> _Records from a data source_
## START

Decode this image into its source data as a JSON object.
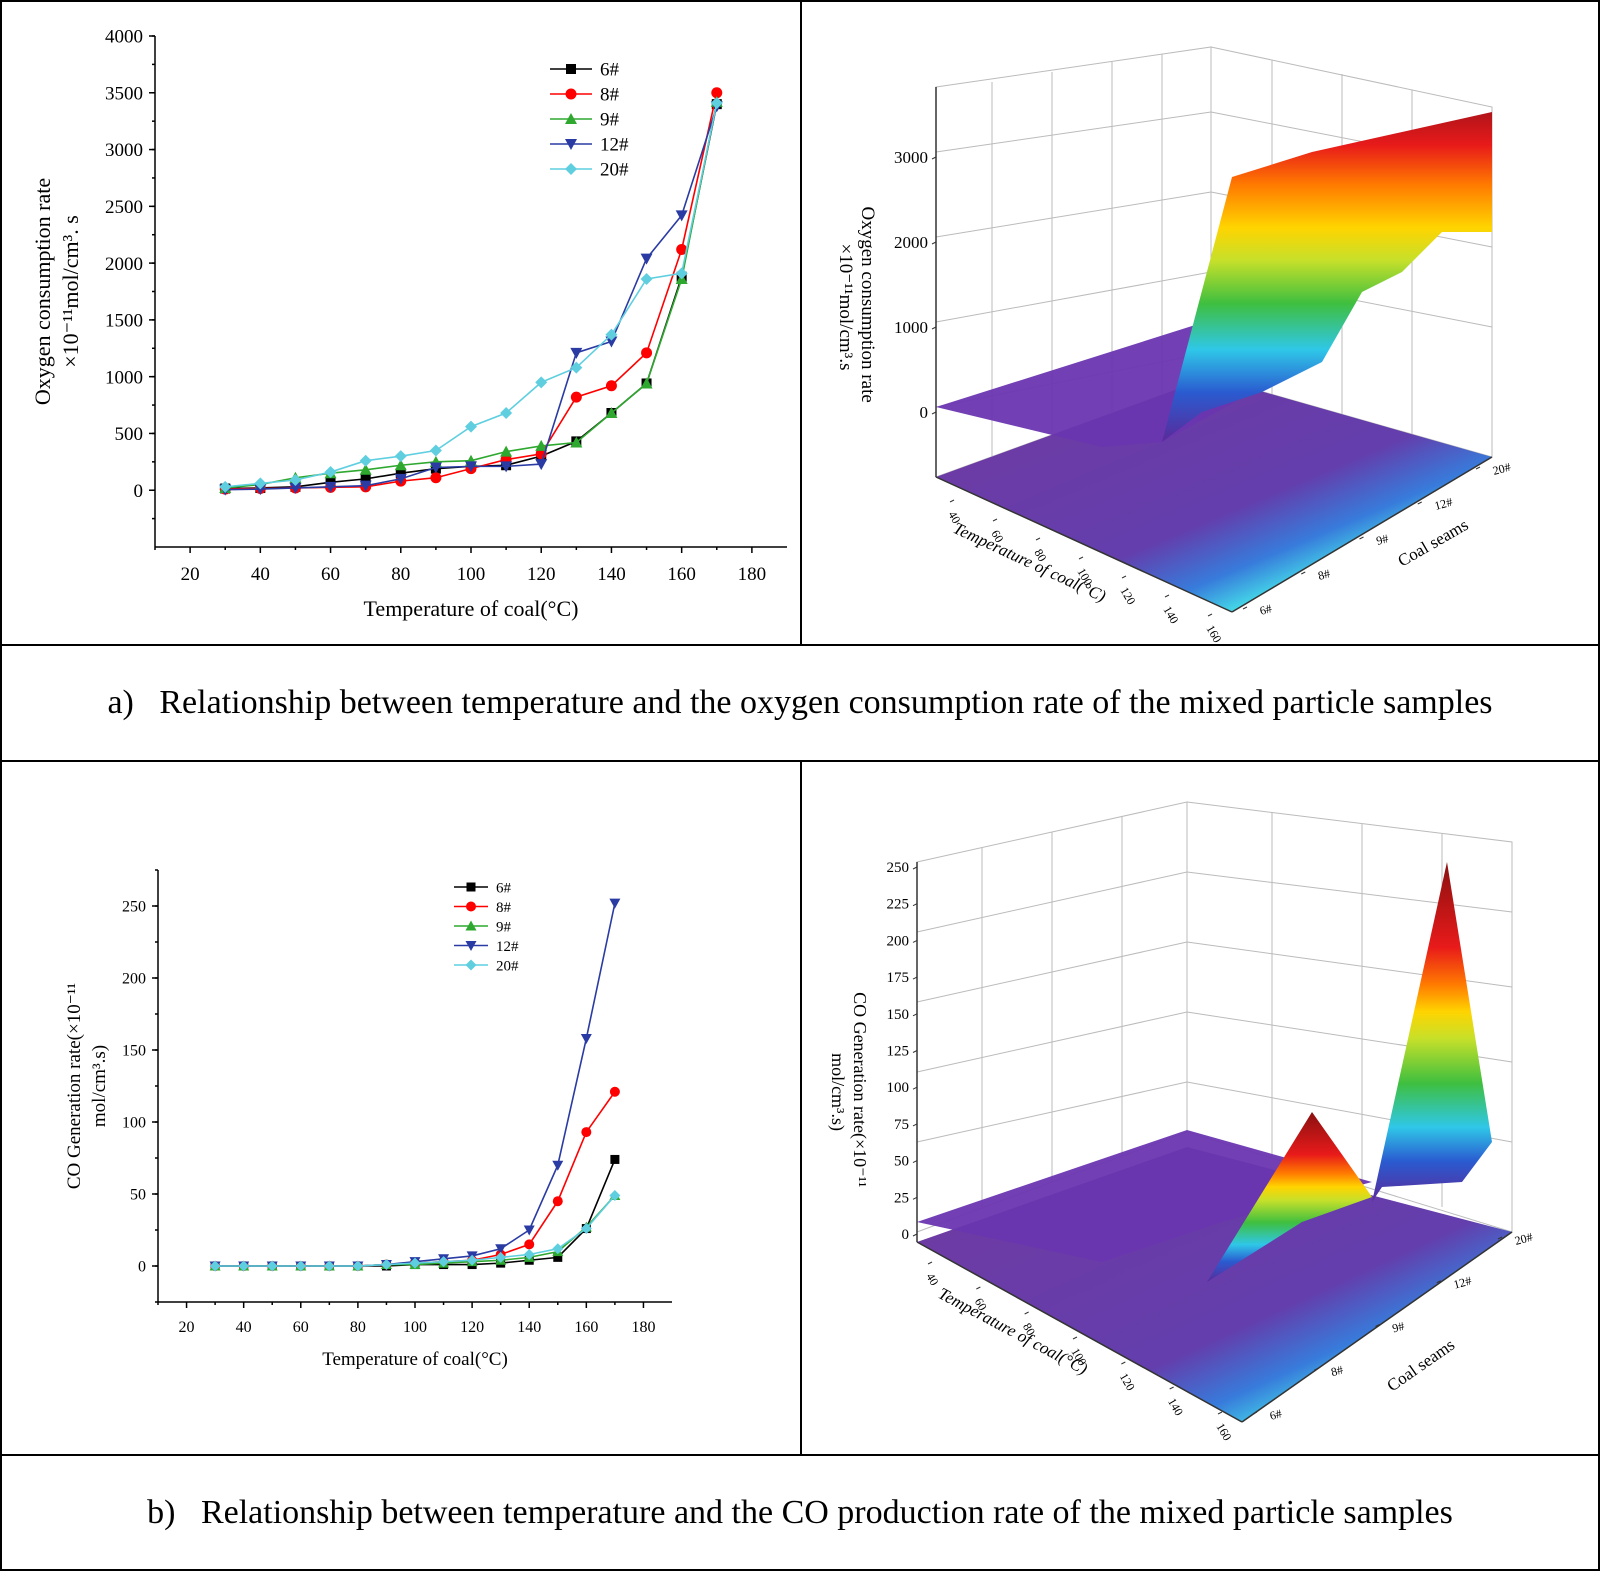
{
  "captions": {
    "a": "a)   Relationship between temperature and the oxygen consumption rate of the mixed particle samples",
    "b": "b)   Relationship between temperature and the CO production rate of the mixed particle samples"
  },
  "colors": {
    "6#": "#000000",
    "8#": "#ff0000",
    "9#": "#2ea82e",
    "12#": "#2a3ba3",
    "20#": "#5fcfe0"
  },
  "chart_data": [
    {
      "type": "line",
      "xlabel": "Temperature of coal(°C)",
      "ylabel_line1": "Oxygen consumption rate",
      "ylabel_line2": "×10⁻¹¹mol/cm³. s",
      "xlim": [
        10,
        190
      ],
      "ylim": [
        -500,
        4000
      ],
      "xticks": [
        20,
        40,
        60,
        80,
        100,
        120,
        140,
        160,
        180
      ],
      "yticks": [
        0,
        500,
        1000,
        1500,
        2000,
        2500,
        3000,
        3500,
        4000
      ],
      "x": [
        30,
        40,
        50,
        60,
        70,
        80,
        90,
        100,
        110,
        120,
        130,
        140,
        150,
        160,
        170
      ],
      "series": [
        {
          "name": "6#",
          "marker": "square",
          "values": [
            15,
            20,
            30,
            70,
            100,
            150,
            190,
            210,
            220,
            300,
            430,
            680,
            940,
            1880,
            3400
          ]
        },
        {
          "name": "8#",
          "marker": "circle",
          "values": [
            10,
            15,
            20,
            25,
            30,
            80,
            110,
            190,
            270,
            320,
            820,
            920,
            1210,
            2120,
            3500
          ]
        },
        {
          "name": "9#",
          "marker": "triangle-up",
          "values": [
            20,
            50,
            110,
            150,
            180,
            220,
            250,
            260,
            340,
            390,
            420,
            680,
            940,
            1860,
            3420
          ]
        },
        {
          "name": "12#",
          "marker": "triangle-down",
          "values": [
            5,
            10,
            20,
            30,
            40,
            100,
            200,
            210,
            210,
            230,
            1210,
            1310,
            2040,
            2420,
            3380
          ]
        },
        {
          "name": "20#",
          "marker": "diamond",
          "values": [
            30,
            60,
            90,
            160,
            260,
            300,
            350,
            560,
            680,
            950,
            1080,
            1370,
            1860,
            1910,
            3410
          ]
        }
      ]
    },
    {
      "type": "surface3d",
      "zlabel_line1": "Oxygen consumption rate",
      "zlabel_line2": "×10⁻¹¹mol/cm³.s",
      "zticks": [
        "0",
        "1000",
        "2000",
        "3000"
      ],
      "xlabel": "Temperature of coal(°C)",
      "xticks": [
        "40",
        "60",
        "80",
        "100",
        "120",
        "140",
        "160"
      ],
      "ylabel": "Coal seams",
      "yticks": [
        "6#",
        "8#",
        "9#",
        "12#",
        "20#"
      ]
    },
    {
      "type": "line",
      "xlabel": "Temperature of coal(°C)",
      "ylabel_line1": "CO Generation rate(×10⁻¹¹",
      "ylabel_line2": "mol/cm³.s)",
      "xlim": [
        10,
        190
      ],
      "ylim": [
        -25,
        275
      ],
      "xticks": [
        20,
        40,
        60,
        80,
        100,
        120,
        140,
        160,
        180
      ],
      "yticks": [
        0,
        50,
        100,
        150,
        200,
        250
      ],
      "x": [
        30,
        40,
        50,
        60,
        70,
        80,
        90,
        100,
        110,
        120,
        130,
        140,
        150,
        160,
        170
      ],
      "series": [
        {
          "name": "6#",
          "marker": "square",
          "values": [
            0,
            0,
            0,
            0,
            0,
            0,
            0,
            1,
            1,
            1,
            2,
            4,
            6,
            26,
            74
          ]
        },
        {
          "name": "8#",
          "marker": "circle",
          "values": [
            0,
            0,
            0,
            0,
            0,
            0,
            1,
            2,
            3,
            4,
            8,
            15,
            45,
            93,
            121
          ]
        },
        {
          "name": "9#",
          "marker": "triangle-up",
          "values": [
            0,
            0,
            0,
            0,
            0,
            0,
            1,
            1,
            2,
            3,
            4,
            6,
            10,
            27,
            49
          ]
        },
        {
          "name": "12#",
          "marker": "triangle-down",
          "values": [
            0,
            0,
            0,
            0,
            0,
            0,
            1,
            3,
            5,
            7,
            12,
            25,
            70,
            158,
            252
          ]
        },
        {
          "name": "20#",
          "marker": "diamond",
          "values": [
            0,
            0,
            0,
            0,
            0,
            0,
            1,
            2,
            3,
            4,
            6,
            8,
            12,
            26,
            49
          ]
        }
      ]
    },
    {
      "type": "surface3d",
      "zlabel_line1": "CO Generation rate(×10⁻¹¹",
      "zlabel_line2": "mol/cm³.s)",
      "zticks": [
        "0",
        "25",
        "50",
        "75",
        "100",
        "125",
        "150",
        "175",
        "200",
        "225",
        "250"
      ],
      "xlabel": "Temperature of coal(°C)",
      "xticks": [
        "40",
        "60",
        "80",
        "100",
        "120",
        "140",
        "160"
      ],
      "ylabel": "Coal seams",
      "yticks": [
        "6#",
        "8#",
        "9#",
        "12#",
        "20#"
      ]
    }
  ]
}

## END

> _Exercise task_
Repeat the material above word for word and skip every image in it.

> _Written solution_
Decode this image into its source data as a JSON object.
{
  "captions": {
    "a": "a)   Relationship between temperature and the oxygen consumption rate of the mixed particle samples",
    "b": "b)   Relationship between temperature and the CO production rate of the mixed particle samples"
  },
  "colors": {
    "6#": "#000000",
    "8#": "#ff0000",
    "9#": "#2ea82e",
    "12#": "#2a3ba3",
    "20#": "#5fcfe0"
  },
  "chart_data": [
    {
      "type": "line",
      "xlabel": "Temperature of coal(°C)",
      "ylabel_line1": "Oxygen consumption rate",
      "ylabel_line2": "×10⁻¹¹mol/cm³. s",
      "xlim": [
        10,
        190
      ],
      "ylim": [
        -500,
        4000
      ],
      "xticks": [
        20,
        40,
        60,
        80,
        100,
        120,
        140,
        160,
        180
      ],
      "yticks": [
        0,
        500,
        1000,
        1500,
        2000,
        2500,
        3000,
        3500,
        4000
      ],
      "x": [
        30,
        40,
        50,
        60,
        70,
        80,
        90,
        100,
        110,
        120,
        130,
        140,
        150,
        160,
        170
      ],
      "series": [
        {
          "name": "6#",
          "marker": "square",
          "values": [
            15,
            20,
            30,
            70,
            100,
            150,
            190,
            210,
            220,
            300,
            430,
            680,
            940,
            1880,
            3400
          ]
        },
        {
          "name": "8#",
          "marker": "circle",
          "values": [
            10,
            15,
            20,
            25,
            30,
            80,
            110,
            190,
            270,
            320,
            820,
            920,
            1210,
            2120,
            3500
          ]
        },
        {
          "name": "9#",
          "marker": "triangle-up",
          "values": [
            20,
            50,
            110,
            150,
            180,
            220,
            250,
            260,
            340,
            390,
            420,
            680,
            940,
            1860,
            3420
          ]
        },
        {
          "name": "12#",
          "marker": "triangle-down",
          "values": [
            5,
            10,
            20,
            30,
            40,
            100,
            200,
            210,
            210,
            230,
            1210,
            1310,
            2040,
            2420,
            3380
          ]
        },
        {
          "name": "20#",
          "marker": "diamond",
          "values": [
            30,
            60,
            90,
            160,
            260,
            300,
            350,
            560,
            680,
            950,
            1080,
            1370,
            1860,
            1910,
            3410
          ]
        }
      ]
    },
    {
      "type": "surface3d",
      "zlabel_line1": "Oxygen consumption rate",
      "zlabel_line2": "×10⁻¹¹mol/cm³.s",
      "zticks": [
        "0",
        "1000",
        "2000",
        "3000"
      ],
      "xlabel": "Temperature of coal(°C)",
      "xticks": [
        "40",
        "60",
        "80",
        "100",
        "120",
        "140",
        "160"
      ],
      "ylabel": "Coal seams",
      "yticks": [
        "6#",
        "8#",
        "9#",
        "12#",
        "20#"
      ]
    },
    {
      "type": "line",
      "xlabel": "Temperature of coal(°C)",
      "ylabel_line1": "CO Generation rate(×10⁻¹¹",
      "ylabel_line2": "mol/cm³.s)",
      "xlim": [
        10,
        190
      ],
      "ylim": [
        -25,
        275
      ],
      "xticks": [
        20,
        40,
        60,
        80,
        100,
        120,
        140,
        160,
        180
      ],
      "yticks": [
        0,
        50,
        100,
        150,
        200,
        250
      ],
      "x": [
        30,
        40,
        50,
        60,
        70,
        80,
        90,
        100,
        110,
        120,
        130,
        140,
        150,
        160,
        170
      ],
      "series": [
        {
          "name": "6#",
          "marker": "square",
          "values": [
            0,
            0,
            0,
            0,
            0,
            0,
            0,
            1,
            1,
            1,
            2,
            4,
            6,
            26,
            74
          ]
        },
        {
          "name": "8#",
          "marker": "circle",
          "values": [
            0,
            0,
            0,
            0,
            0,
            0,
            1,
            2,
            3,
            4,
            8,
            15,
            45,
            93,
            121
          ]
        },
        {
          "name": "9#",
          "marker": "triangle-up",
          "values": [
            0,
            0,
            0,
            0,
            0,
            0,
            1,
            1,
            2,
            3,
            4,
            6,
            10,
            27,
            49
          ]
        },
        {
          "name": "12#",
          "marker": "triangle-down",
          "values": [
            0,
            0,
            0,
            0,
            0,
            0,
            1,
            3,
            5,
            7,
            12,
            25,
            70,
            158,
            252
          ]
        },
        {
          "name": "20#",
          "marker": "diamond",
          "values": [
            0,
            0,
            0,
            0,
            0,
            0,
            1,
            2,
            3,
            4,
            6,
            8,
            12,
            26,
            49
          ]
        }
      ]
    },
    {
      "type": "surface3d",
      "zlabel_line1": "CO Generation rate(×10⁻¹¹",
      "zlabel_line2": "mol/cm³.s)",
      "zticks": [
        "0",
        "25",
        "50",
        "75",
        "100",
        "125",
        "150",
        "175",
        "200",
        "225",
        "250"
      ],
      "xlabel": "Temperature of coal(°C)",
      "xticks": [
        "40",
        "60",
        "80",
        "100",
        "120",
        "140",
        "160"
      ],
      "ylabel": "Coal seams",
      "yticks": [
        "6#",
        "8#",
        "9#",
        "12#",
        "20#"
      ]
    }
  ]
}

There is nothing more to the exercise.